— Exercise aim —
Pull out every line in the entries below that contains the string "ticker", and copy each one in full.

-- START OF Exercise inputs --

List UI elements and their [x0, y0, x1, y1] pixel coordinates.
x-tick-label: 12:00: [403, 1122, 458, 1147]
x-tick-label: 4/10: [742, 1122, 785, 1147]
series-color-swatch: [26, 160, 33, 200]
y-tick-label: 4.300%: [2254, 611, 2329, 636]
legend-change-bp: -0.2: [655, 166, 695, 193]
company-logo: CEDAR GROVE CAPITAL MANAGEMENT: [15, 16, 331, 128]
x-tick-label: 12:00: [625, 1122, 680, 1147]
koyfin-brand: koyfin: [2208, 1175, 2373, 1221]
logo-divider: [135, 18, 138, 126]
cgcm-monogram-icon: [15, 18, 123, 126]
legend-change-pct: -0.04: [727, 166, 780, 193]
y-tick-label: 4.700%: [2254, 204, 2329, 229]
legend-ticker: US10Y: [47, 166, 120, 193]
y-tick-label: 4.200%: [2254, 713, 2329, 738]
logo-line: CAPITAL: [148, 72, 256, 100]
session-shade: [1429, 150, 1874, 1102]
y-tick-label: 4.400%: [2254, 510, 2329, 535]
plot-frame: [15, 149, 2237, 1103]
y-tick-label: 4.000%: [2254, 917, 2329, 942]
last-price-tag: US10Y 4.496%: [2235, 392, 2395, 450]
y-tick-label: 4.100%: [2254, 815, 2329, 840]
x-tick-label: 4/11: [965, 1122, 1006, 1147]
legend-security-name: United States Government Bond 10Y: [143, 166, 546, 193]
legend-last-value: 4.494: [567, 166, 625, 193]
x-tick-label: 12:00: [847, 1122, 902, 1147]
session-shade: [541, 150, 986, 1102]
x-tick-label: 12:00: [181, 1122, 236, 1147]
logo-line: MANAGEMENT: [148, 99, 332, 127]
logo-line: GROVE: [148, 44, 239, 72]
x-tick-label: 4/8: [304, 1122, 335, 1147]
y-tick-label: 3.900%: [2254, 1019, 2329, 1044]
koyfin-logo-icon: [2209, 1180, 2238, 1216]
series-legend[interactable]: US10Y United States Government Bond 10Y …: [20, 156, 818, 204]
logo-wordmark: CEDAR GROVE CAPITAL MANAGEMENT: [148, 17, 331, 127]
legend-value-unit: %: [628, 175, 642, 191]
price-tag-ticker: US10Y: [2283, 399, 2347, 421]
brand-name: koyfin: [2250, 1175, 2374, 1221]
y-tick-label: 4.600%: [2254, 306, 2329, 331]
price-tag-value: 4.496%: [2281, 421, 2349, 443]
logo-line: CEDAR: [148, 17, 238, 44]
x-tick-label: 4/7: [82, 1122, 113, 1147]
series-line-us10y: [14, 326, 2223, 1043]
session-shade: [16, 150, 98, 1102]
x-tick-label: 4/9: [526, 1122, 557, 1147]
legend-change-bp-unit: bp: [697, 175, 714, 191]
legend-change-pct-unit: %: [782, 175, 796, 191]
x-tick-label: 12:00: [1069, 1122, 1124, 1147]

-- END OF Exercise inputs --

— Task response —
legend-ticker: US10Y: [47, 166, 120, 193]
price-tag-ticker: US10Y: [2283, 399, 2347, 421]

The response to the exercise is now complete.